Begin

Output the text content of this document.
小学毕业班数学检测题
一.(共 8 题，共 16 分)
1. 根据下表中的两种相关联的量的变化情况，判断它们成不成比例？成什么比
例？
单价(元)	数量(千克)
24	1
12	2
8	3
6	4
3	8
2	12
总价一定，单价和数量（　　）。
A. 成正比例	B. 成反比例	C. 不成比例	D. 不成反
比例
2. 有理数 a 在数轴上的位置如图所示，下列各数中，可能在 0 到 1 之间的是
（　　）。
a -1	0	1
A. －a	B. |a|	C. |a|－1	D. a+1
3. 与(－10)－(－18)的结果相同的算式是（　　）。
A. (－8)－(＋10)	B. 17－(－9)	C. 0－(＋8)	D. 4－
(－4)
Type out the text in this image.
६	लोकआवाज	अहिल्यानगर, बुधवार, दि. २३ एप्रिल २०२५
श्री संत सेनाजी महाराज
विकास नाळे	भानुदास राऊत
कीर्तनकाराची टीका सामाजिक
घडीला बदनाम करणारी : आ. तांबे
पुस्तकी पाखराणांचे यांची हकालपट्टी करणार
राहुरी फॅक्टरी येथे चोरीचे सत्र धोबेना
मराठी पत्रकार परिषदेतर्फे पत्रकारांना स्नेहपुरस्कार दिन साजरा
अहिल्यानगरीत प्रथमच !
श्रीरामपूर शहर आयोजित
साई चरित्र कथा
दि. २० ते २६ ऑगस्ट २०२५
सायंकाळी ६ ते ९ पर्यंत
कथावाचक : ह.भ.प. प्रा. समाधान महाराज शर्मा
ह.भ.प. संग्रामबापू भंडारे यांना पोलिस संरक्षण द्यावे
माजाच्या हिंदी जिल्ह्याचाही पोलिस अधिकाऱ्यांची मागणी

End

STATED EXERCISE |
Your task is to print all of the records exactly.

OUTPUT BELOW |
Output the text content of this document.
小学毕业班数学检测题
一.(共 8 题，共 16 分)
1. 根据下表中的两种相关联的量的变化情况，判断它们成不成比例？成什么比
例？
单价(元)	数量(千克)
24	1
12	2
8	3
6	4
3	8
2	12
总价一定，单价和数量（　　）。
A. 成正比例	B. 成反比例	C. 不成比例	D. 不成反
比例
2. 有理数 a 在数轴上的位置如图所示，下列各数中，可能在 0 到 1 之间的是
（　　）。
a -1	0	1
A. －a	B. |a|	C. |a|－1	D. a+1
3. 与(－10)－(－18)的结果相同的算式是（　　）。
A. (－8)－(＋10)	B. 17－(－9)	C. 0－(＋8)	D. 4－
(－4)
Type out the text in this image.
६	लोकआवाज	अहिल्यानगर, बुधवार, दि. २३ एप्रिल २०२५
श्री संत सेनाजी महाराज
विकास नाळे	भानुदास राऊत
कीर्तनकाराची टीका सामाजिक
घडीला बदनाम करणारी : आ. तांबे
पुस्तकी पाखराणांचे यांची हकालपट्टी करणार
राहुरी फॅक्टरी येथे चोरीचे सत्र धोबेना
मराठी पत्रकार परिषदेतर्फे पत्रकारांना स्नेहपुरस्कार दिन साजरा
अहिल्यानगरीत प्रथमच !
श्रीरामपूर शहर आयोजित
साई चरित्र कथा
दि. २० ते २६ ऑगस्ट २०२५
सायंकाळी ६ ते ९ पर्यंत
कथावाचक : ह.भ.प. प्रा. समाधान महाराज शर्मा
ह.भ.प. संग्रामबापू भंडारे यांना पोलिस संरक्षण द्यावे
माजाच्या हिंदी जिल्ह्याचाही पोलिस अधिकाऱ्यांची मागणी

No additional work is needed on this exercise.